### The request
Copy out, from the entries below, each line holding the string "Short".

##### Records provided #####

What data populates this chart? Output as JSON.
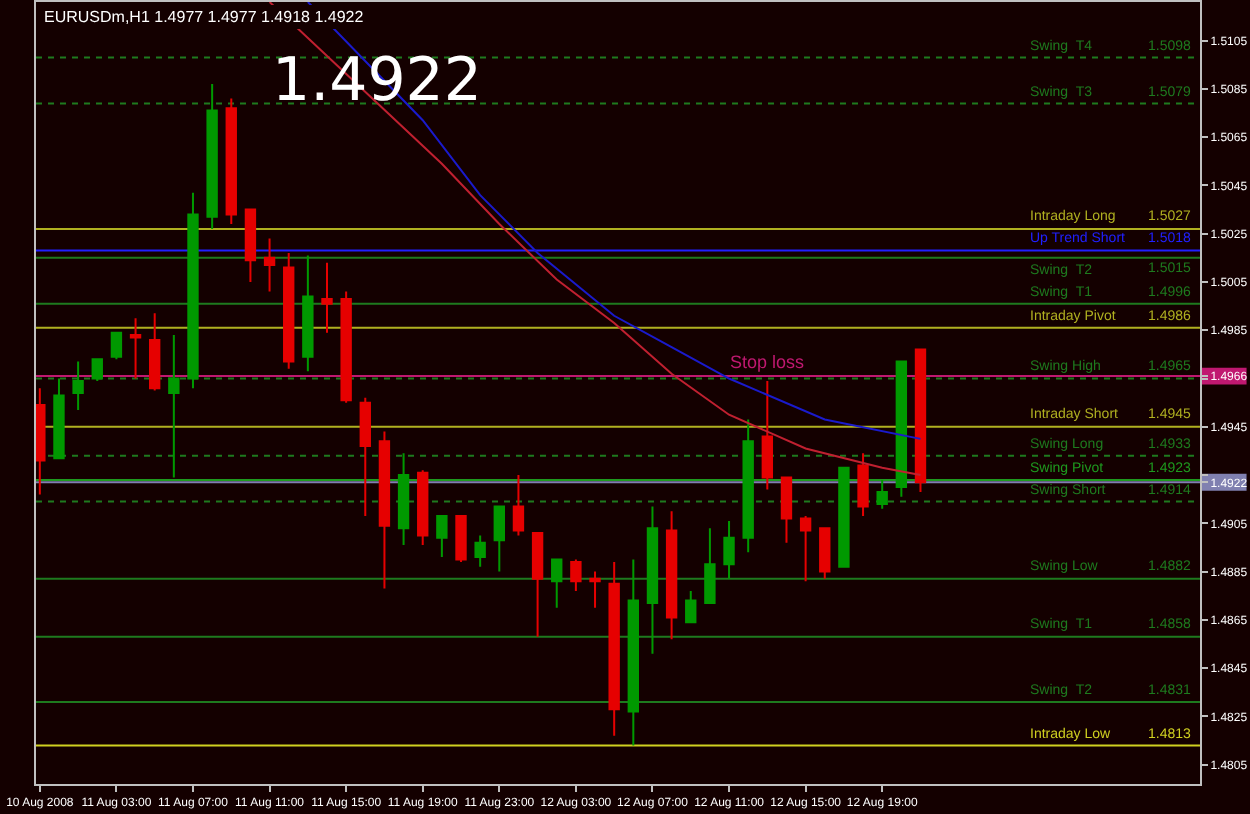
{
  "chart_data": {
    "type": "candlestick",
    "title": "EURUSDm,H1 1.4977 1.4977 1.4918 1.4922",
    "x": [
      "2008-08-10T23:00",
      "2008-08-11T00:00",
      "2008-08-11T01:00",
      "2008-08-11T02:00",
      "2008-08-11T03:00",
      "2008-08-11T04:00",
      "2008-08-11T05:00",
      "2008-08-11T06:00",
      "2008-08-11T07:00",
      "2008-08-11T08:00",
      "2008-08-11T09:00",
      "2008-08-11T10:00",
      "2008-08-11T11:00",
      "2008-08-11T12:00",
      "2008-08-11T13:00",
      "2008-08-11T14:00",
      "2008-08-11T15:00",
      "2008-08-11T16:00",
      "2008-08-11T17:00",
      "2008-08-11T18:00",
      "2008-08-11T19:00",
      "2008-08-11T20:00",
      "2008-08-11T21:00",
      "2008-08-11T22:00",
      "2008-08-11T23:00",
      "2008-08-12T00:00",
      "2008-08-12T01:00",
      "2008-08-12T02:00",
      "2008-08-12T03:00",
      "2008-08-12T04:00",
      "2008-08-12T05:00",
      "2008-08-12T06:00",
      "2008-08-12T07:00",
      "2008-08-12T08:00",
      "2008-08-12T09:00",
      "2008-08-12T10:00",
      "2008-08-12T11:00",
      "2008-08-12T12:00",
      "2008-08-12T13:00",
      "2008-08-12T14:00",
      "2008-08-12T15:00",
      "2008-08-12T16:00",
      "2008-08-12T17:00",
      "2008-08-12T18:00",
      "2008-08-12T19:00",
      "2008-08-12T20:00",
      "2008-08-12T21:00"
    ],
    "ohlc": [
      [
        1.4954,
        1.4961,
        1.4917,
        1.4931
      ],
      [
        1.4932,
        1.4965,
        1.4932,
        1.4958
      ],
      [
        1.4959,
        1.4972,
        1.4952,
        1.4964
      ],
      [
        1.4965,
        1.4973,
        1.4964,
        1.4973
      ],
      [
        1.4974,
        1.4984,
        1.4973,
        1.4984
      ],
      [
        1.4983,
        1.499,
        1.4965,
        1.4982
      ],
      [
        1.4981,
        1.4992,
        1.496,
        1.4961
      ],
      [
        1.4959,
        1.4983,
        1.4924,
        1.4965
      ],
      [
        1.4965,
        1.5042,
        1.4961,
        1.5033
      ],
      [
        1.5032,
        1.5087,
        1.5027,
        1.5076
      ],
      [
        1.5077,
        1.5081,
        1.5029,
        1.5033
      ],
      [
        1.5035,
        1.5035,
        1.5005,
        1.5014
      ],
      [
        1.5015,
        1.5023,
        1.5001,
        1.5012
      ],
      [
        1.5011,
        1.5017,
        1.4969,
        1.4972
      ],
      [
        1.4974,
        1.5016,
        1.4968,
        1.4999
      ],
      [
        1.4998,
        1.5013,
        1.4984,
        1.4996
      ],
      [
        1.4998,
        1.5001,
        1.4955,
        1.4956
      ],
      [
        1.4955,
        1.4957,
        1.4908,
        1.4937
      ],
      [
        1.4939,
        1.4943,
        1.4878,
        1.4904
      ],
      [
        1.4903,
        1.4934,
        1.4896,
        1.4925
      ],
      [
        1.4926,
        1.4927,
        1.4896,
        1.49
      ],
      [
        1.4899,
        1.4908,
        1.4891,
        1.4908
      ],
      [
        1.4908,
        1.4908,
        1.4889,
        1.489
      ],
      [
        1.4891,
        1.49,
        1.4887,
        1.4897
      ],
      [
        1.4898,
        1.4912,
        1.4885,
        1.4912
      ],
      [
        1.4912,
        1.4925,
        1.49,
        1.4902
      ],
      [
        1.4901,
        1.4901,
        1.4858,
        1.4882
      ],
      [
        1.4881,
        1.489,
        1.487,
        1.489
      ],
      [
        1.4889,
        1.489,
        1.4877,
        1.4881
      ],
      [
        1.4882,
        1.4885,
        1.487,
        1.4881
      ],
      [
        1.488,
        1.4889,
        1.4817,
        1.4828
      ],
      [
        1.4827,
        1.489,
        1.4813,
        1.4873
      ],
      [
        1.4872,
        1.4912,
        1.4851,
        1.4903
      ],
      [
        1.4902,
        1.491,
        1.4857,
        1.4866
      ],
      [
        1.4864,
        1.4877,
        1.4864,
        1.4873
      ],
      [
        1.4872,
        1.4903,
        1.4872,
        1.4888
      ],
      [
        1.4888,
        1.4906,
        1.4882,
        1.4899
      ],
      [
        1.4899,
        1.4948,
        1.4893,
        1.4939
      ],
      [
        1.4941,
        1.4964,
        1.4919,
        1.4924
      ],
      [
        1.4924,
        1.4924,
        1.4897,
        1.4907
      ],
      [
        1.4907,
        1.4908,
        1.4881,
        1.4902
      ],
      [
        1.4903,
        1.4903,
        1.4882,
        1.4885
      ],
      [
        1.4887,
        1.4928,
        1.4887,
        1.4928
      ],
      [
        1.4929,
        1.4934,
        1.4908,
        1.4912
      ],
      [
        1.4913,
        1.4923,
        1.4911,
        1.4918
      ],
      [
        1.492,
        1.4972,
        1.4916,
        1.4972
      ],
      [
        1.4977,
        1.4977,
        1.4918,
        1.4922
      ]
    ],
    "colors": [
      "#e60000",
      "#009900",
      "#009900",
      "#009900",
      "#009900",
      "#e60000",
      "#e60000",
      "#009900",
      "#009900",
      "#009900",
      "#e60000",
      "#e60000",
      "#e60000",
      "#e60000",
      "#009900",
      "#e60000",
      "#e60000",
      "#e60000",
      "#e60000",
      "#009900",
      "#e60000",
      "#009900",
      "#e60000",
      "#009900",
      "#009900",
      "#e60000",
      "#e60000",
      "#009900",
      "#e60000",
      "#e60000",
      "#e60000",
      "#009900",
      "#009900",
      "#e60000",
      "#009900",
      "#009900",
      "#009900",
      "#009900",
      "#e60000",
      "#e60000",
      "#e60000",
      "#e60000",
      "#009900",
      "#e60000",
      "#009900",
      "#009900",
      "#e60000"
    ],
    "series": [
      {
        "type": "line",
        "color": "#1a1acc",
        "x": [
          "2008-08-11T13:00",
          "2008-08-11T19:00",
          "2008-08-11T22:00",
          "2008-08-12T01:00",
          "2008-08-12T05:00",
          "2008-08-12T08:00",
          "2008-08-12T11:00",
          "2008-08-12T16:00",
          "2008-08-12T21:00"
        ],
        "values": [
          1.5121,
          1.5072,
          1.5041,
          1.5017,
          1.4991,
          1.4978,
          1.4965,
          1.4948,
          1.494
        ]
      },
      {
        "type": "line",
        "color": "#c02030",
        "x": [
          "2008-08-11T11:00",
          "2008-08-11T20:00",
          "2008-08-11T23:00",
          "2008-08-12T02:00",
          "2008-08-12T05:00",
          "2008-08-12T08:00",
          "2008-08-12T11:00",
          "2008-08-12T15:00",
          "2008-08-12T19:00",
          "2008-08-12T21:00"
        ],
        "values": [
          1.5121,
          1.5054,
          1.5029,
          1.5006,
          1.4988,
          1.4967,
          1.495,
          1.4936,
          1.4928,
          1.4925
        ]
      }
    ],
    "xlim": [
      "2008-08-10T22:48",
      "2008-08-13T11:36"
    ],
    "xticks": [
      {
        "value": "2008-08-10T23:00",
        "label": "10 Aug 2008"
      },
      {
        "value": "2008-08-11T03:00",
        "label": "11 Aug 03:00"
      },
      {
        "value": "2008-08-11T07:00",
        "label": "11 Aug 07:00"
      },
      {
        "value": "2008-08-11T11:00",
        "label": "11 Aug 11:00"
      },
      {
        "value": "2008-08-11T15:00",
        "label": "11 Aug 15:00"
      },
      {
        "value": "2008-08-11T19:00",
        "label": "11 Aug 19:00"
      },
      {
        "value": "2008-08-11T23:00",
        "label": "11 Aug 23:00"
      },
      {
        "value": "2008-08-12T03:00",
        "label": "12 Aug 03:00"
      },
      {
        "value": "2008-08-12T07:00",
        "label": "12 Aug 07:00"
      },
      {
        "value": "2008-08-12T11:00",
        "label": "12 Aug 11:00"
      },
      {
        "value": "2008-08-12T15:00",
        "label": "12 Aug 15:00"
      },
      {
        "value": "2008-08-12T19:00",
        "label": "12 Aug 19:00"
      }
    ],
    "ylim": [
      1.4797,
      1.5121
    ],
    "yticks": [
      1.4805,
      1.4825,
      1.4845,
      1.4865,
      1.4885,
      1.4905,
      1.4922,
      {
        "value": 1.4925,
        "label": null
      },
      1.4945,
      {
        "value": 1.4965,
        "label": null
      },
      1.4966,
      1.4985,
      1.5005,
      1.5025,
      1.5045,
      1.5065,
      1.5085,
      1.5105
    ],
    "ref_lines": [
      {
        "axis": "y",
        "value": 1.5098,
        "label": "Swing  T4",
        "color": "#1e7a1e",
        "line_style": "dotted"
      },
      {
        "axis": "y",
        "value": 1.5079,
        "label": "Swing  T3",
        "color": "#1e7a1e",
        "line_style": "dotted"
      },
      {
        "axis": "y",
        "value": 1.5027,
        "label": "Intraday Long",
        "color": "#b0b020",
        "line_style": "solid"
      },
      {
        "axis": "y",
        "value": 1.5018,
        "label": "Up Trend Short",
        "color": "#2020ff",
        "line_style": "solid"
      },
      {
        "axis": "y",
        "value": 1.5015,
        "label": "Swing  T2",
        "color": "#1e7a1e",
        "line_style": "solid"
      },
      {
        "axis": "y",
        "value": 1.4996,
        "label": "Swing  T1",
        "color": "#1e7a1e",
        "line_style": "solid"
      },
      {
        "axis": "y",
        "value": 1.4986,
        "label": "Intraday Pivot",
        "color": "#b0b020",
        "line_style": "solid"
      },
      {
        "axis": "y",
        "value": 1.4965,
        "label": "Swing High",
        "color": "#1e7a1e",
        "line_style": "dotted"
      },
      {
        "axis": "y",
        "value": 1.4966,
        "color": "#c01870",
        "line_style": "solid"
      },
      {
        "axis": "y",
        "value": 1.4945,
        "label": "Intraday Short",
        "color": "#b0b020",
        "line_style": "solid"
      },
      {
        "axis": "y",
        "value": 1.4933,
        "label": "Swing Long",
        "color": "#1e7a1e",
        "line_style": "dotted"
      },
      {
        "axis": "y",
        "value": 1.4923,
        "label": "Swing Pivot",
        "color": "#1e9a1e",
        "line_style": "solid"
      },
      {
        "axis": "y",
        "value": 1.4922,
        "color": "#8080b0",
        "line_style": "solid"
      },
      {
        "axis": "y",
        "value": 1.4914,
        "label": "Swing Short",
        "color": "#1e7a1e",
        "line_style": "dotted"
      },
      {
        "axis": "y",
        "value": 1.4882,
        "label": "Swing Low",
        "color": "#1e7a1e",
        "line_style": "solid"
      },
      {
        "axis": "y",
        "value": 1.4858,
        "label": "Swing  T1",
        "color": "#1e7a1e",
        "line_style": "solid"
      },
      {
        "axis": "y",
        "value": 1.4831,
        "label": "Swing  T2",
        "color": "#1e7a1e",
        "line_style": "solid"
      },
      {
        "axis": "y",
        "value": 1.4813,
        "label": "Intraday Low",
        "color": "#d0d020",
        "line_style": "solid"
      }
    ],
    "annotations": [
      "1.4922",
      {
        "text": "Stop loss",
        "x": "2008-08-12T13:00",
        "y": 1.4966
      },
      {
        "text": "1.5098",
        "y": 1.5098
      },
      {
        "text": "1.5079",
        "y": 1.5079
      },
      {
        "text": "1.5027",
        "y": 1.5027
      },
      {
        "text": "1.5018",
        "y": 1.5018
      },
      {
        "text": "1.5015",
        "y": 1.5015
      },
      {
        "text": "1.4996",
        "y": 1.4996
      },
      {
        "text": "1.4986",
        "y": 1.4986
      },
      {
        "text": "1.4965",
        "y": 1.4965
      },
      {
        "text": "1.4945",
        "y": 1.4945
      },
      {
        "text": "1.4933",
        "y": 1.4933
      },
      {
        "text": "1.4923",
        "y": 1.4923
      },
      {
        "text": "1.4914",
        "y": 1.4914
      },
      {
        "text": "1.4882",
        "y": 1.4882
      },
      {
        "text": "1.4858",
        "y": 1.4858
      },
      {
        "text": "1.4831",
        "y": 1.4831
      },
      {
        "text": "1.4813",
        "y": 1.4813
      }
    ]
  }
}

#####

### Response
        "label": "Up Trend Short",
        "label": "Intraday Short",
        "label": "Swing Short",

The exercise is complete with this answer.